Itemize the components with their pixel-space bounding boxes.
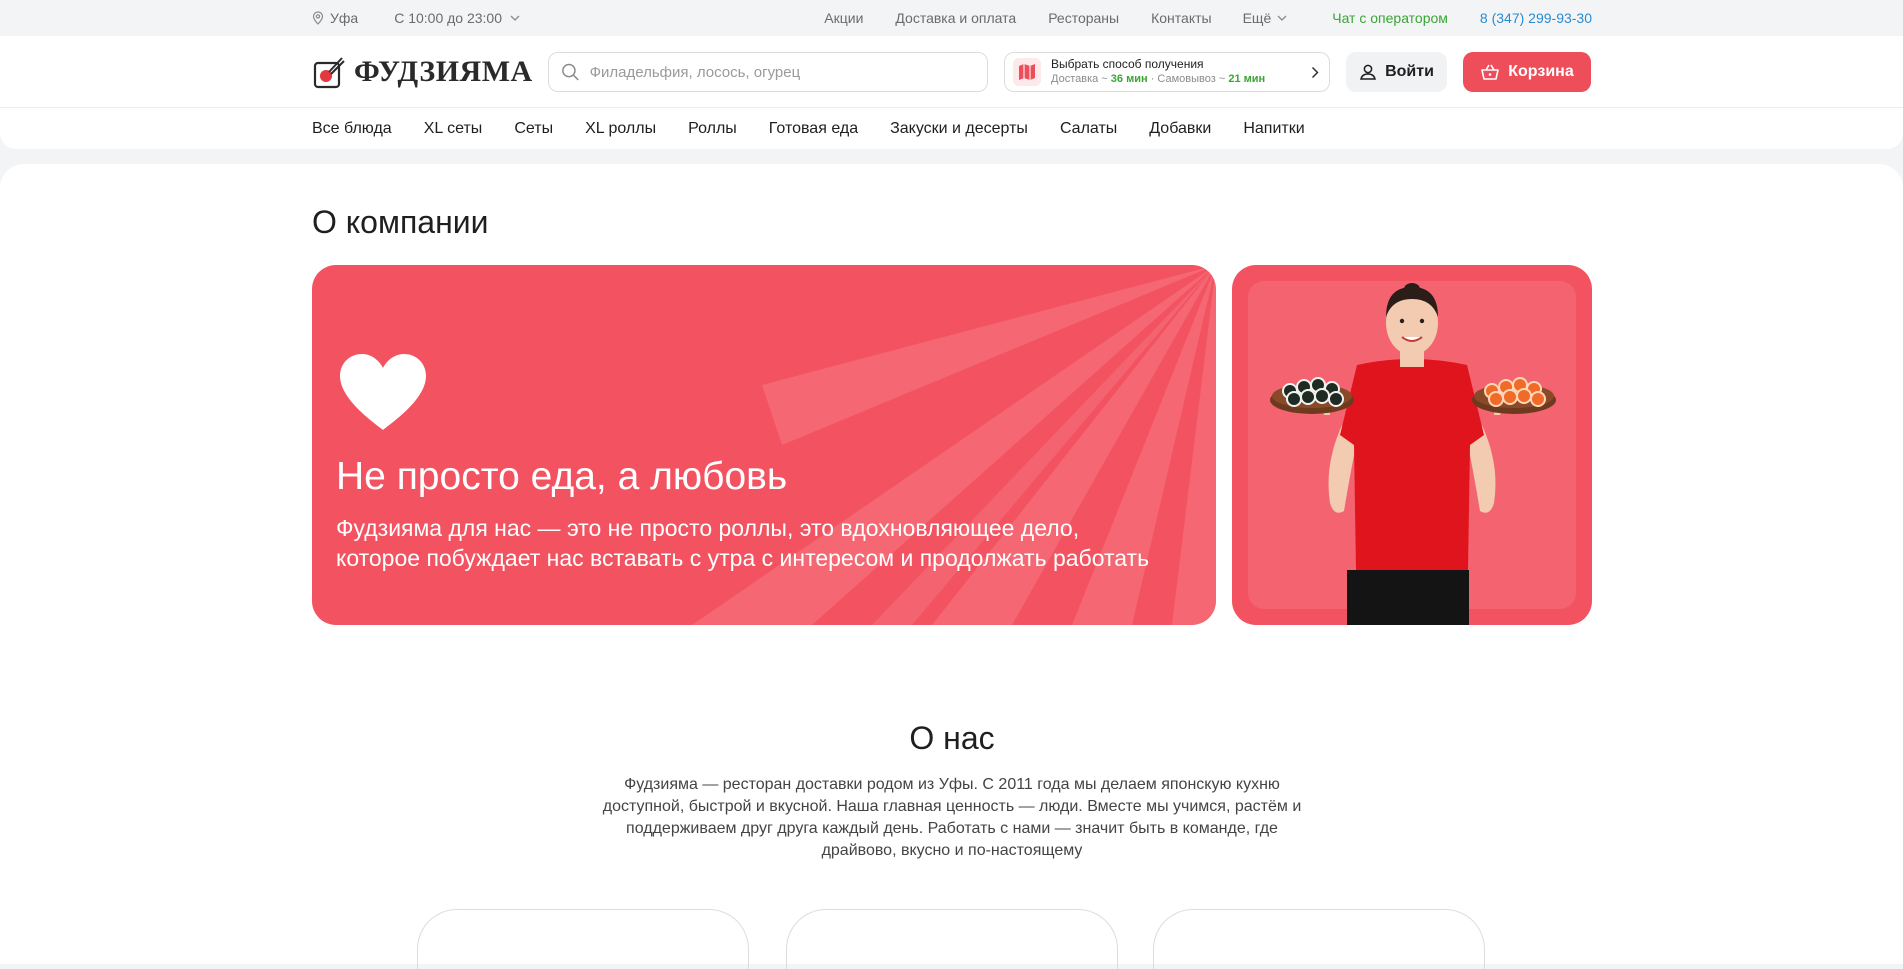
pickup-time: 21 мин: [1228, 73, 1266, 85]
link-delivery-payment[interactable]: Доставка и оплата: [895, 10, 1016, 26]
main-header: ФУДЗИЯМА Выбрать способ получения Достав…: [0, 36, 1903, 108]
category-drinks[interactable]: Напитки: [1243, 120, 1304, 138]
chevron-down-icon: [1277, 15, 1287, 21]
cart-button[interactable]: Корзина: [1463, 52, 1591, 92]
location-pin-icon: [312, 11, 324, 25]
category-sets[interactable]: Сеты: [514, 120, 553, 138]
link-contacts[interactable]: Контакты: [1151, 10, 1211, 26]
heart-icon: [340, 354, 426, 430]
about-title: О нас: [909, 720, 995, 756]
feature-card: [786, 909, 1118, 969]
link-restaurants[interactable]: Рестораны: [1048, 10, 1119, 26]
user-icon: [1360, 64, 1377, 80]
category-xl-rolls[interactable]: XL роллы: [585, 120, 656, 138]
more-label: Ещё: [1242, 10, 1272, 26]
category-nav: Все блюда XL сеты Сеты XL роллы Роллы Го…: [0, 108, 1903, 149]
main-content: О компании Не просто еда, а любовь Фудзи…: [0, 164, 1903, 969]
chevron-down-icon: [510, 15, 520, 21]
logo-text: ФУДЗИЯМА: [354, 55, 533, 88]
feature-card: [1153, 909, 1485, 969]
hours-selector[interactable]: С 10:00 до 23:00: [394, 10, 520, 26]
cart-label: Корзина: [1508, 63, 1574, 80]
about-text: Фудзияма — ресторан доставки родом из Уф…: [602, 776, 1302, 859]
chevron-right-icon: [1311, 66, 1319, 78]
city-selector[interactable]: Уфа: [312, 10, 358, 26]
login-button[interactable]: Войти: [1346, 52, 1447, 92]
phone-link[interactable]: 8 (347) 299-93-30: [1480, 10, 1592, 26]
category-xl-sets[interactable]: XL сеты: [424, 120, 483, 138]
link-promotions[interactable]: Акции: [824, 10, 863, 26]
hero-title: Не просто еда, а любовь: [336, 455, 788, 498]
search-input[interactable]: [589, 63, 975, 81]
hours-label: С 10:00 до 23:00: [394, 10, 503, 26]
login-label: Войти: [1385, 63, 1434, 80]
basket-icon: [1481, 64, 1500, 80]
page-title: О компании: [312, 204, 489, 240]
chat-operator-link[interactable]: Чат с оператором: [1332, 10, 1448, 26]
hero-text: Фудзияма для нас — это не просто роллы, …: [336, 515, 1150, 571]
category-rolls[interactable]: Роллы: [688, 120, 737, 138]
city-label: Уфа: [330, 10, 359, 26]
feature-card: [417, 909, 749, 969]
top-info-bar: Уфа С 10:00 до 23:00 Акции Доставка и оп…: [0, 0, 1903, 36]
delivery-time: 36 мин: [1110, 73, 1148, 85]
delivery-title: Выбрать способ получения: [1051, 57, 1204, 71]
hero-banner: Не просто еда, а любовь Фудзияма для нас…: [312, 265, 1216, 625]
staff-photo-card: [1232, 265, 1592, 625]
delivery-times: Доставка ~ 36 мин · Самовывоз ~ 21 мин: [1051, 72, 1311, 87]
category-salads[interactable]: Салаты: [1060, 120, 1117, 138]
woman-with-sushi-illustration: [1270, 283, 1556, 625]
category-extras[interactable]: Добавки: [1149, 120, 1211, 138]
category-snacks-desserts[interactable]: Закуски и десерты: [890, 120, 1028, 138]
more-menu[interactable]: Ещё: [1243, 10, 1288, 26]
category-ready-food[interactable]: Готовая еда: [769, 120, 858, 138]
delivery-label: Доставка ~: [1051, 73, 1108, 85]
pickup-label: · Самовывоз ~: [1150, 73, 1226, 85]
map-icon: [1013, 58, 1041, 86]
search-box[interactable]: [548, 52, 988, 92]
category-all[interactable]: Все блюда: [312, 120, 392, 138]
delivery-method-selector[interactable]: Выбрать способ получения Доставка ~ 36 м…: [1004, 52, 1330, 92]
logo[interactable]: ФУДЗИЯМА: [312, 55, 548, 89]
search-icon: [562, 63, 579, 81]
logo-mark-icon: [313, 57, 345, 89]
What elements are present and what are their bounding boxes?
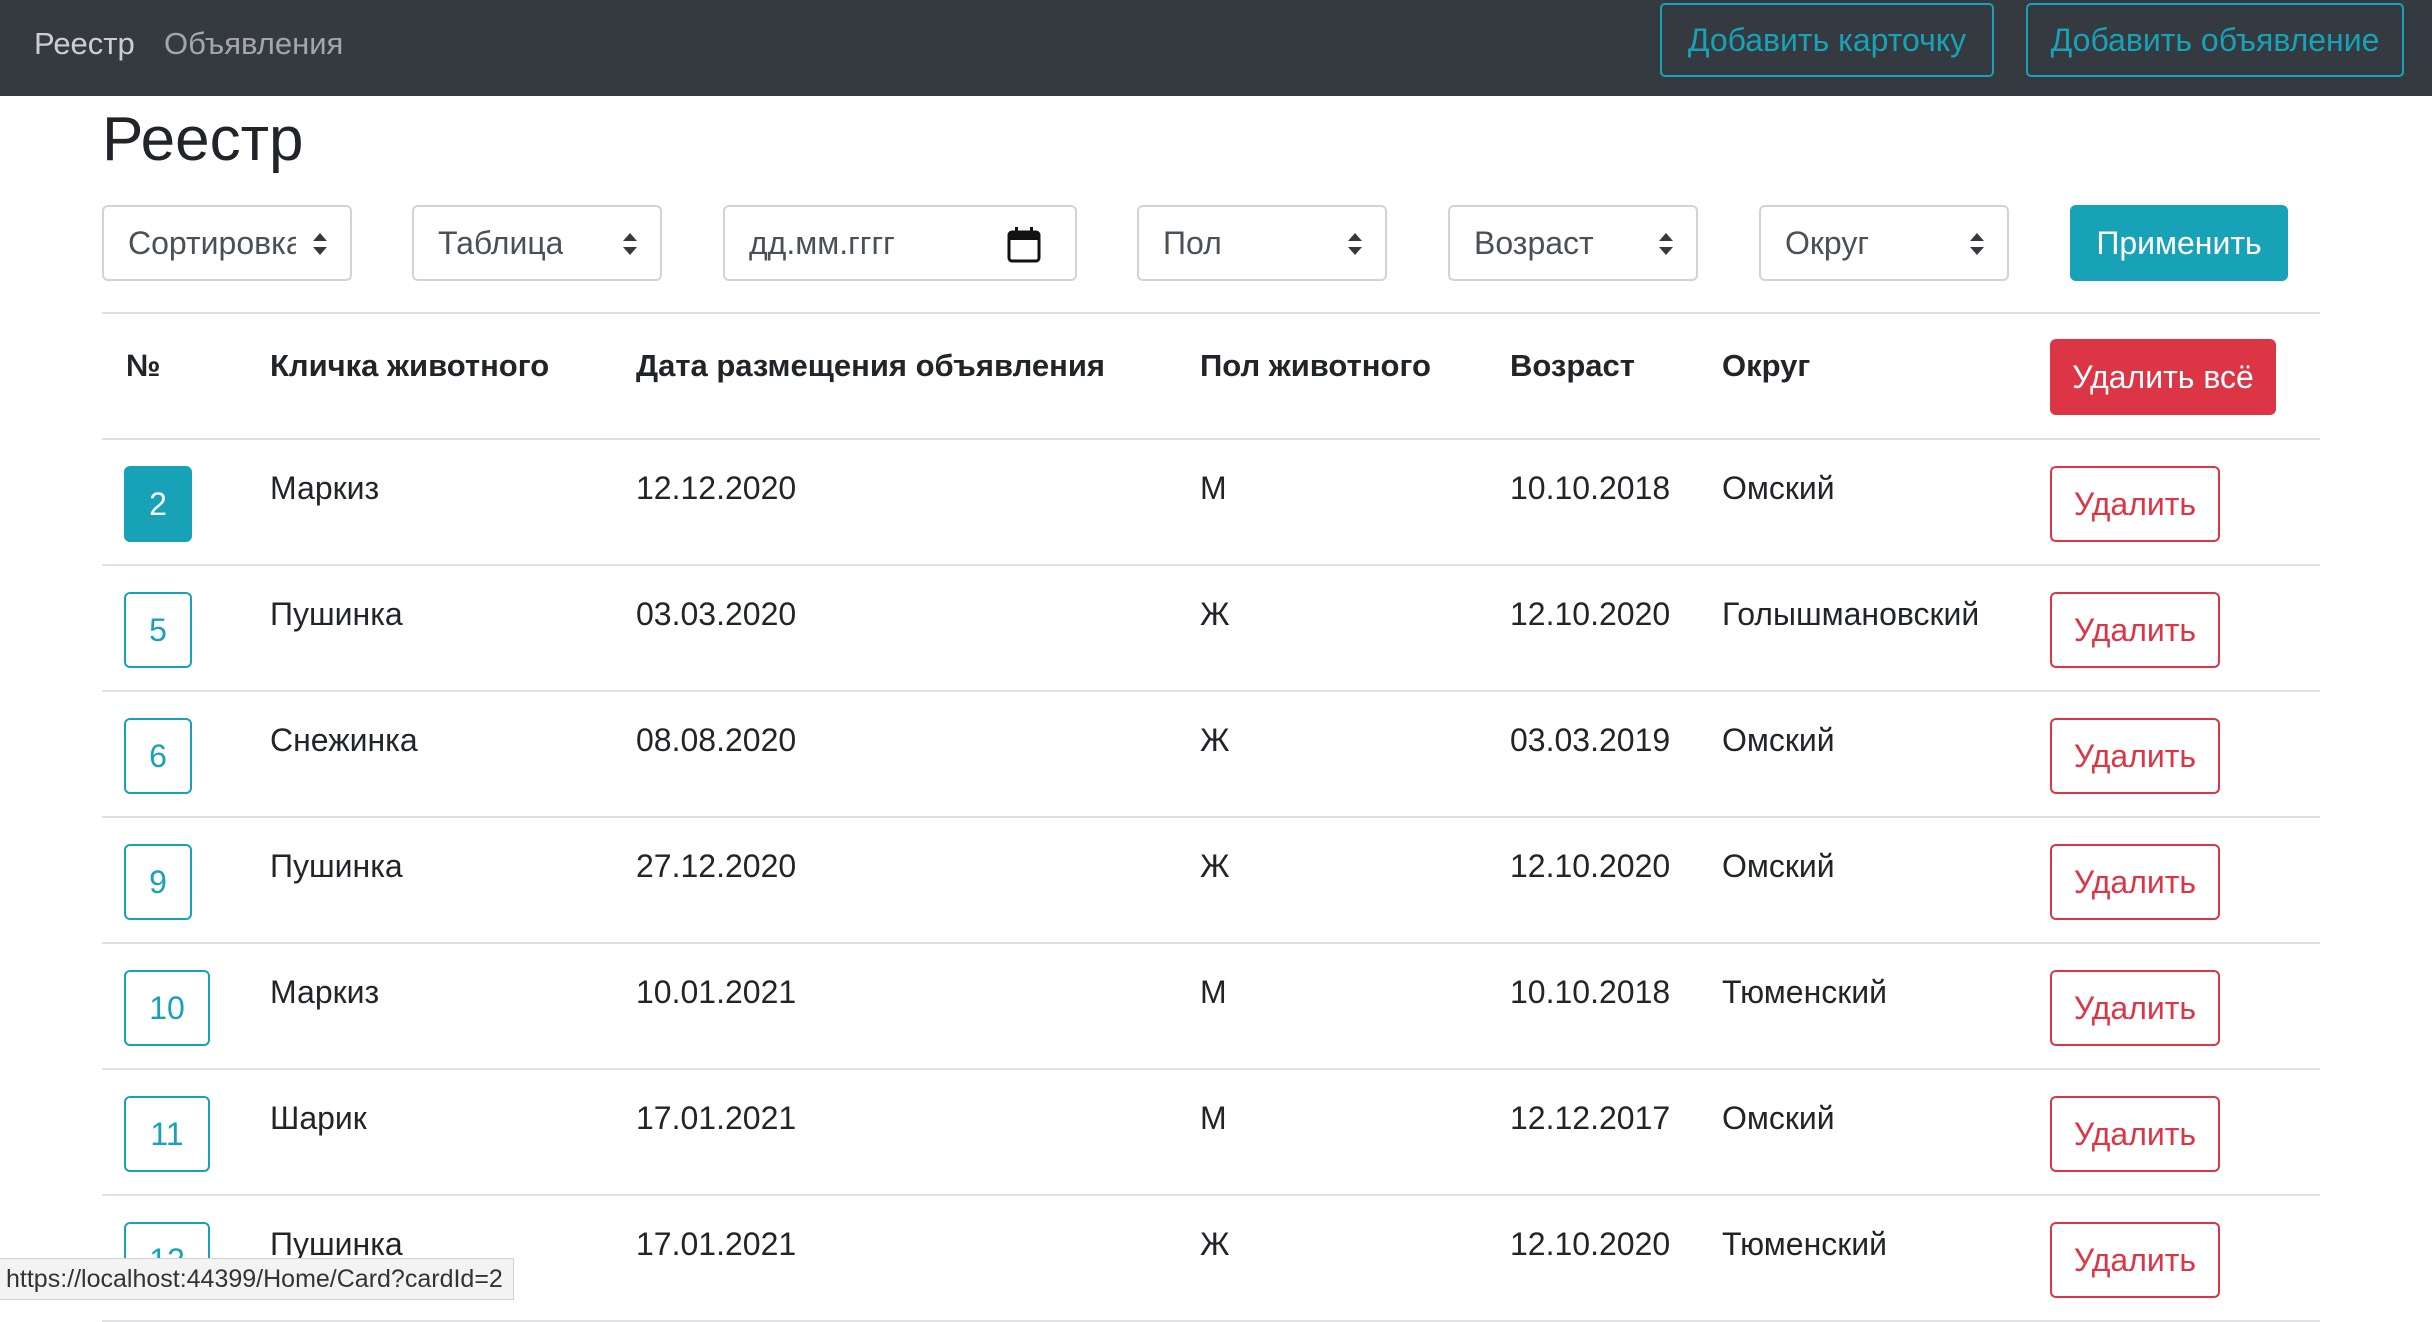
table-row: 5 Пушинка 03.03.2020 Ж 12.10.2020 Голышмановс… (102, 566, 2320, 692)
add-ad-button[interactable]: Добавить объявление (2026, 3, 2404, 77)
delete-button[interactable]: Удалить (2050, 466, 2220, 542)
card-id-button[interactable]: 11 (124, 1096, 210, 1172)
cell-pet-name: Снежинка (270, 722, 418, 758)
age-select[interactable]: Возраст (1448, 205, 1698, 281)
cell-gender: Ж (1200, 848, 1230, 884)
calendar-icon[interactable] (1007, 227, 1041, 263)
cell-age: 12.10.2020 (1510, 596, 1671, 632)
cell-post-date: 17.01.2021 (636, 1226, 797, 1262)
cell-post-date: 17.01.2021 (636, 1100, 797, 1136)
delete-button[interactable]: Удалить (2050, 718, 2220, 794)
cell-gender: Ж (1200, 1226, 1230, 1262)
table-select[interactable]: Таблица (412, 205, 662, 281)
table-top-border (102, 312, 2320, 314)
cell-gender: М (1200, 470, 1227, 506)
cell-age: 12.10.2020 (1510, 848, 1671, 884)
cell-age: 10.10.2018 (1510, 974, 1671, 1010)
card-id-button[interactable]: 6 (124, 718, 192, 794)
delete-button[interactable]: Удалить (2050, 844, 2220, 920)
cell-district: Тюменский (1722, 974, 1887, 1010)
table-row: 11 Шарик 17.01.2021 М 12.12.2017 Омский Удалит… (102, 1070, 2320, 1196)
cell-pet-name: Шарик (270, 1100, 367, 1136)
cell-pet-name: Маркиз (270, 974, 380, 1010)
delete-all-button[interactable]: Удалить всё (2050, 339, 2276, 415)
select-arrows-icon (623, 233, 637, 255)
page-title: Реестр (102, 105, 304, 174)
table-row: 6 Снежинка 08.08.2020 Ж 03.03.2019 Омский Удал… (102, 692, 2320, 818)
table-row: 9 Пушинка 27.12.2020 Ж 12.10.2020 Омский Удали… (102, 818, 2320, 944)
card-id-button[interactable]: 2 (124, 466, 192, 542)
cell-district: Тюменский (1722, 1226, 1887, 1262)
delete-button[interactable]: Удалить (2050, 592, 2220, 668)
date-input[interactable]: дд.мм.гггг (723, 205, 1077, 281)
delete-button[interactable]: Удалить (2050, 1222, 2220, 1298)
delete-button[interactable]: Удалить (2050, 970, 2220, 1046)
cell-district: Омский (1722, 848, 1835, 884)
cell-gender: М (1200, 1100, 1227, 1136)
sort-select[interactable]: Сортировка (102, 205, 352, 281)
apply-button[interactable]: Применить (2070, 205, 2288, 281)
cell-age: 10.10.2018 (1510, 470, 1671, 506)
header-age: Возраст (1510, 348, 1635, 383)
card-id-button[interactable]: 5 (124, 592, 192, 668)
gender-select[interactable]: Пол (1137, 205, 1387, 281)
cell-pet-name: Маркиз (270, 470, 380, 506)
cell-district: Омский (1722, 1100, 1835, 1136)
cell-district: Голышмановский (1722, 596, 1980, 632)
card-id-button[interactable]: 10 (124, 970, 210, 1046)
add-card-button[interactable]: Добавить карточку (1660, 3, 1994, 77)
header-gender: Пол животного (1200, 348, 1431, 383)
status-bar-url: https://localhost:44399/Home/Card?cardId… (0, 1258, 514, 1300)
cell-age: 12.10.2020 (1510, 1226, 1671, 1262)
select-arrows-icon (1348, 233, 1362, 255)
select-arrows-icon (313, 233, 327, 255)
table-row: 10 Маркиз 10.01.2021 М 10.10.2018 Тюменский Уд… (102, 944, 2320, 1070)
cell-gender: Ж (1200, 722, 1230, 758)
header-name: Кличка животного (270, 348, 550, 383)
table-row: 2 Маркиз 12.12.2020 М 10.10.2018 Омский Удалит… (102, 440, 2320, 566)
cell-post-date: 10.01.2021 (636, 974, 797, 1010)
delete-button[interactable]: Удалить (2050, 1096, 2220, 1172)
cell-gender: Ж (1200, 596, 1230, 632)
cell-district: Омский (1722, 722, 1835, 758)
header-district: Округ (1722, 348, 1811, 383)
cell-pet-name: Пушинка (270, 848, 403, 884)
select-arrows-icon (1970, 233, 1984, 255)
cell-post-date: 12.12.2020 (636, 470, 797, 506)
cell-age: 03.03.2019 (1510, 722, 1671, 758)
cell-post-date: 27.12.2020 (636, 848, 797, 884)
header-date: Дата размещения объявления (636, 348, 1106, 383)
nav-link-registry[interactable]: Реестр (34, 24, 135, 64)
select-arrows-icon (1659, 233, 1673, 255)
cell-gender: М (1200, 974, 1227, 1010)
cell-post-date: 08.08.2020 (636, 722, 797, 758)
cell-pet-name: Пушинка (270, 596, 403, 632)
header-number: № (126, 348, 161, 383)
cell-district: Омский (1722, 470, 1835, 506)
cell-post-date: 03.03.2020 (636, 596, 797, 632)
nav-link-ads[interactable]: Объявления (164, 24, 343, 64)
navbar: Реестр Объявления Добавить карточку Доба… (0, 0, 2432, 96)
cell-age: 12.12.2017 (1510, 1100, 1671, 1136)
district-select[interactable]: Округ (1759, 205, 2009, 281)
card-id-button[interactable]: 9 (124, 844, 192, 920)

==========

Stated exercise - What JSON list of strings do you get by rewriting everything from the line containing "pickup-time: 21 мин: [1228, 73, 1266, 85]" down to the line containing "cart-button[interactable]: Корзина: [1463, 52, 1591, 92]" in the listing, one string per line, blank lines left out?

Output of the exercise -
[
  "pickup-time: 21 мин: [1228, 73, 1266, 85]",
  "link-delivery-payment[interactable]: Доставка и оплата: [895, 10, 1016, 26]",
  "main-header: ФУДЗИЯМА Выбрать способ получения Достав…: [0, 36, 1903, 108]",
  "category-drinks[interactable]: Напитки: [1243, 120, 1304, 138]",
  "chevron-down-icon: [1277, 15, 1287, 21]",
  "cart-button[interactable]: Корзина: [1463, 52, 1591, 92]"
]